_Exercise task 1_.
Copy out the stretch of entries from the line containing "Localize each UI" through the line containing "x-tick-label-2023: 2023 [2012,1032,2044,1113]", exactly as they appear in the entries.
- - - -
Flight Research Pilots
Scott Crossfield joined the National Advisory Committee for Aeronautics (NACA – the predecessor of the National Aeronautics and Space Administration or NASA) at its High-Speed Flight Research Station, Edwards, CA, as a research pilot in June, 1950.

Albert S. CrossfieldE-1455
Scott Crossfield joined the National Advisory Committee for Aeronautics (NACA – the predecessor of the National Aeronautics and Space Administration or NASA) at its High-Speed Flight Research Station, Edwards, CA, as a research pilot in June, 1950. During the next five years, he flew the X-1, X-4, X-5, XF-92A, and D-558-I and -II aircraft, accumulating 87 rocket flights in the X-1 and D-558-II aircraft, plus 12 flights in the latter aircraft employing only jet power.
He made aeronautical history on November 20, 1953, when he reached the aviation milestone of Mach 2 (twice the speed of sound) or more than 1,320 miles per hour in the D-558-II Skyrocket. Taken aloft in the supersonic, swept-wing research aircraft by a Boeing P2B Superfortress “mother ship” (the Navy designation of the B-29), he dropped clear of the bomber at 32,000 feet and climbed to 72,000 feet before diving to 62,000 feet where he became the first pilot to fly more than twice the speed of sound. His flight was part of a carefully planned program of flight research with the Skyrocket that featured incremental increases in speed while the NACA instrumentation recorded the flight data at each increment.
- - - -
_Exercise task 2_.
Continue the account of Scott Crossfield's flight research career, picking up after its last sentence.
- - - -
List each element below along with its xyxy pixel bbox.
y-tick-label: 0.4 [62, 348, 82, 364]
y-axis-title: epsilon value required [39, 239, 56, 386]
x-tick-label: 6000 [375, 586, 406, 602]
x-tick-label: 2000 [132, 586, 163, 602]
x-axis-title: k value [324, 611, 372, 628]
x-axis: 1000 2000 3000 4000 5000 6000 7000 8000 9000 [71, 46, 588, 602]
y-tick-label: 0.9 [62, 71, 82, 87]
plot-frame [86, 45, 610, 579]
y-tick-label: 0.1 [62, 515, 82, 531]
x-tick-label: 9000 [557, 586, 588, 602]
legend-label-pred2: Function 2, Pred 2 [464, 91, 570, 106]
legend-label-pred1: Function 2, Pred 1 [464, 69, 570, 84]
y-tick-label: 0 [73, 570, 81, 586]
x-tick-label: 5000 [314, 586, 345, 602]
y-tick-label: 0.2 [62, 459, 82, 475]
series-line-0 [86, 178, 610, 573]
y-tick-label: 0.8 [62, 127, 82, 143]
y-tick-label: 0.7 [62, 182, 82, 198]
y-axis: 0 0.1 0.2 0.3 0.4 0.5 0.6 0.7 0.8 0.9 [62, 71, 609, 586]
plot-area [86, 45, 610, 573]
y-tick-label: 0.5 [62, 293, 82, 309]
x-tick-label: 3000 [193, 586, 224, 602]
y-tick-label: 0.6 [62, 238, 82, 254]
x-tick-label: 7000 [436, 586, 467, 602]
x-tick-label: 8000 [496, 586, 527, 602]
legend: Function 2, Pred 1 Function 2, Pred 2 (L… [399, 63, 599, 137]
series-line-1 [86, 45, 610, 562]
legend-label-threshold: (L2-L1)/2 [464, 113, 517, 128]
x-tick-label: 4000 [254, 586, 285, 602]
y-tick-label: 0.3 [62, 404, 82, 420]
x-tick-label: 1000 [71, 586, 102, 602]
- - - -
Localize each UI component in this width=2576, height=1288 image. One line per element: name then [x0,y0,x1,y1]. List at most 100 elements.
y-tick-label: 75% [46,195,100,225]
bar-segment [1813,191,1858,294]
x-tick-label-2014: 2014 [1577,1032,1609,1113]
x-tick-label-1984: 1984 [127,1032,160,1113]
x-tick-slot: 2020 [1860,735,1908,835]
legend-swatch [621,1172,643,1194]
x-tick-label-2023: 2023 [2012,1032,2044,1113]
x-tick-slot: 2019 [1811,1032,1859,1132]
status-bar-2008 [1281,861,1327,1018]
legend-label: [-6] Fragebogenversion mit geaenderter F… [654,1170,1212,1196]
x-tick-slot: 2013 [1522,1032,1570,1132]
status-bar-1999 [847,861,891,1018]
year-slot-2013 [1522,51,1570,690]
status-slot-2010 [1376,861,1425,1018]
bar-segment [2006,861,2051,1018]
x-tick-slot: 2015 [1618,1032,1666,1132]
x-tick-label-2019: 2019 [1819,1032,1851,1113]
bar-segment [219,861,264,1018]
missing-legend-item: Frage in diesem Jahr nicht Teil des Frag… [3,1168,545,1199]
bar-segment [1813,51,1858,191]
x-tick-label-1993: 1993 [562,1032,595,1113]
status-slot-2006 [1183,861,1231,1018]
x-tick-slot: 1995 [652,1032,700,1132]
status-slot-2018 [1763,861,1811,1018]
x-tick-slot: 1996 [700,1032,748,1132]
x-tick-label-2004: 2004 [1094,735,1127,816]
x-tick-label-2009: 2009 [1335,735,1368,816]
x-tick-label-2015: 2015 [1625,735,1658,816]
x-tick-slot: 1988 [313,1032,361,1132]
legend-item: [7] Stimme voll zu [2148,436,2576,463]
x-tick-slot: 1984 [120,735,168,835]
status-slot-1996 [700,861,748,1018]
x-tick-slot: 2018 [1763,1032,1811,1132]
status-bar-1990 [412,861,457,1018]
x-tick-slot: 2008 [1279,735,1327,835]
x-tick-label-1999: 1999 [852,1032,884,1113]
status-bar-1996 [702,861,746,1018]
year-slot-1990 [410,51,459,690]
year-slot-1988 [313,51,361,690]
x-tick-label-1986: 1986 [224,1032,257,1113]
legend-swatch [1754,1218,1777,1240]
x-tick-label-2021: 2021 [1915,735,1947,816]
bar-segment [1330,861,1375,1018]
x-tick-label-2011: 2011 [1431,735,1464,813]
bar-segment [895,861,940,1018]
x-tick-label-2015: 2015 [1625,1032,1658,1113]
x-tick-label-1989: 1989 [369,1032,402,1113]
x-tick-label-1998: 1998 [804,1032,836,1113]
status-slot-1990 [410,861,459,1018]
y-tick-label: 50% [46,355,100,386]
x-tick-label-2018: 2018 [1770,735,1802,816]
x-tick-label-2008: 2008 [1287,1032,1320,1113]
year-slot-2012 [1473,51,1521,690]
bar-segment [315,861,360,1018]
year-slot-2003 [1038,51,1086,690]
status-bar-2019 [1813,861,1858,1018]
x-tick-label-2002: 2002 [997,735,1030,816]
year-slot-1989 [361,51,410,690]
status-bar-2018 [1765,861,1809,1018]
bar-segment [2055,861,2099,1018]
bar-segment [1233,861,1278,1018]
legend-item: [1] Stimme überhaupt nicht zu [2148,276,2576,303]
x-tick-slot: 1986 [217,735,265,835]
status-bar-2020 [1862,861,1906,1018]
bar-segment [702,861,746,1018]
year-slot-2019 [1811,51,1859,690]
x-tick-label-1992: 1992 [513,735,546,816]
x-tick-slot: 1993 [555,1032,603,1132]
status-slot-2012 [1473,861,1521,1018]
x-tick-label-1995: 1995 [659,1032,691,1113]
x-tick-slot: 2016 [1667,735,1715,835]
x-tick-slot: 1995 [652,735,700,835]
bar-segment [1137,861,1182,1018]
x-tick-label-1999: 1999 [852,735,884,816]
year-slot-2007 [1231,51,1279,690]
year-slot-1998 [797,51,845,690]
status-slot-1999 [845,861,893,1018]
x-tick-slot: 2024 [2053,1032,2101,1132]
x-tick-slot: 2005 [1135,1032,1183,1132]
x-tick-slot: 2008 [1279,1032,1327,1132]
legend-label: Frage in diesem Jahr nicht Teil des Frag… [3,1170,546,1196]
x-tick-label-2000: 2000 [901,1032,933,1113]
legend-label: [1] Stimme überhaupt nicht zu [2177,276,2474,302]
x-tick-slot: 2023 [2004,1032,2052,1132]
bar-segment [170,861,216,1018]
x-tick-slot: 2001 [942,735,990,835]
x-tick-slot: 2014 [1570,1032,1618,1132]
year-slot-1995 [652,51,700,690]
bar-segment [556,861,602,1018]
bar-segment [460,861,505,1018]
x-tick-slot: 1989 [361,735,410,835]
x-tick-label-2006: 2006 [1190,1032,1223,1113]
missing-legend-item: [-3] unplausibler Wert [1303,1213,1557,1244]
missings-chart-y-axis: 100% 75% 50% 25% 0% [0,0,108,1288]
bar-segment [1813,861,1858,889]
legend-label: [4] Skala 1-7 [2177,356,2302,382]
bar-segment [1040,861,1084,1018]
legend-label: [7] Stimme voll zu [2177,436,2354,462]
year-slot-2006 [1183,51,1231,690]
- - - -
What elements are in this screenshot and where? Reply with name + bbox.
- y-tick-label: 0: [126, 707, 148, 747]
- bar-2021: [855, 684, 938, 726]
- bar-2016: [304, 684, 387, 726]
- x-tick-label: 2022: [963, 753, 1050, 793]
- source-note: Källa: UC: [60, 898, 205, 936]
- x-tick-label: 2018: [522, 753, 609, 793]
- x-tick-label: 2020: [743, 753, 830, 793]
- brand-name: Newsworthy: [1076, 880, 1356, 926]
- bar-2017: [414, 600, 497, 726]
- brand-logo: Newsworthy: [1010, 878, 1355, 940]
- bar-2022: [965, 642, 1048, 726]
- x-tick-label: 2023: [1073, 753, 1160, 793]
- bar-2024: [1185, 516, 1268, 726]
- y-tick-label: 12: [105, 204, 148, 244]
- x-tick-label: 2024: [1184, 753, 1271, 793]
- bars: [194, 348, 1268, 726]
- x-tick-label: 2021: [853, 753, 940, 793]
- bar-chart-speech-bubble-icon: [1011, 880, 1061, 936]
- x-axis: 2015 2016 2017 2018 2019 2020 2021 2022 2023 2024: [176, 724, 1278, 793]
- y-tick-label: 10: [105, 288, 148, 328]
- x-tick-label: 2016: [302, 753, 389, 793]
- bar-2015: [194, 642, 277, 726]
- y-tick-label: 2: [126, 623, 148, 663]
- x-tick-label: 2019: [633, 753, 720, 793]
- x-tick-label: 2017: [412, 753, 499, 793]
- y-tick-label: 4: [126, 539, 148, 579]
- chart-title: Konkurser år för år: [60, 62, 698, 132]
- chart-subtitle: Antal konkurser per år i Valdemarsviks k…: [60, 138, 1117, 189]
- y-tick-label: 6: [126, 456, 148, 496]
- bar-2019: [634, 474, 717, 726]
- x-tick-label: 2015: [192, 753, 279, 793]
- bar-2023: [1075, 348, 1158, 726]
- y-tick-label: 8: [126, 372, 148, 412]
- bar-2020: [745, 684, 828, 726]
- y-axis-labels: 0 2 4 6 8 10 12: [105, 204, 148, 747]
- - - -
_Exercise output 1_.
Localize each UI component in this width=2576, height=1288 image. One line per element: name then [x0,y0,x1,y1]. List at most 100 elements.
y-tick-label: 75% [46,195,100,225]
bar-segment [1813,191,1858,294]
x-tick-label-2014: 2014 [1577,1032,1609,1113]
x-tick-label-1984: 1984 [127,1032,160,1113]
x-tick-slot: 2020 [1860,735,1908,835]
legend-swatch [621,1172,643,1194]
x-tick-label-2023: 2023 [2012,1032,2044,1113]

_Exercise output 2_.
Responsible for many of the operational and safety features incorporated into the X-15, Crossfield guided the rocket-powered airplane on its first free flight in 1959 and subsequently qualified the first two X-15s for flight before North American turned them over to NASA and the U.S. Air Force. He flew the two aircraft a total of 14 times (not counting 16 captive flights), reaching a maximum speed of Mach 2.97 (1,960 miles per hour) and a maximum altitude of 88,116 feet.
Crossfield also served for five years as system director responsible for systems test, reliability engineering, and quality assurance for North American Aviation on the Hound Dog missile, Paraglider, Apollo Command and Service Module, and the Saturn V second stage. From 1966 to 1967 he served as technical director, Research Engineering and Test at North American Aviation.
Crossfield was an executive for Eastern Airlines from 1967 to 1973. From 1974 to 1975, he was senior vice president for Hawker Siddley Aviation, setting up its U.S. subsidiary for design, support, and marketing of the HS-146 transport in North America. From 1977 until his retirement in 1993, he was a technical consultant to the House Committee on Science and Technology, advising committee members on matters relating to civil aviation. Upon his retirement in 1983, NASA Administrator Daniel S. Goldin awarded him the NASA Distinguished Public Service Medal for his contributions to aeronautics and aviation over a period spanning half a century.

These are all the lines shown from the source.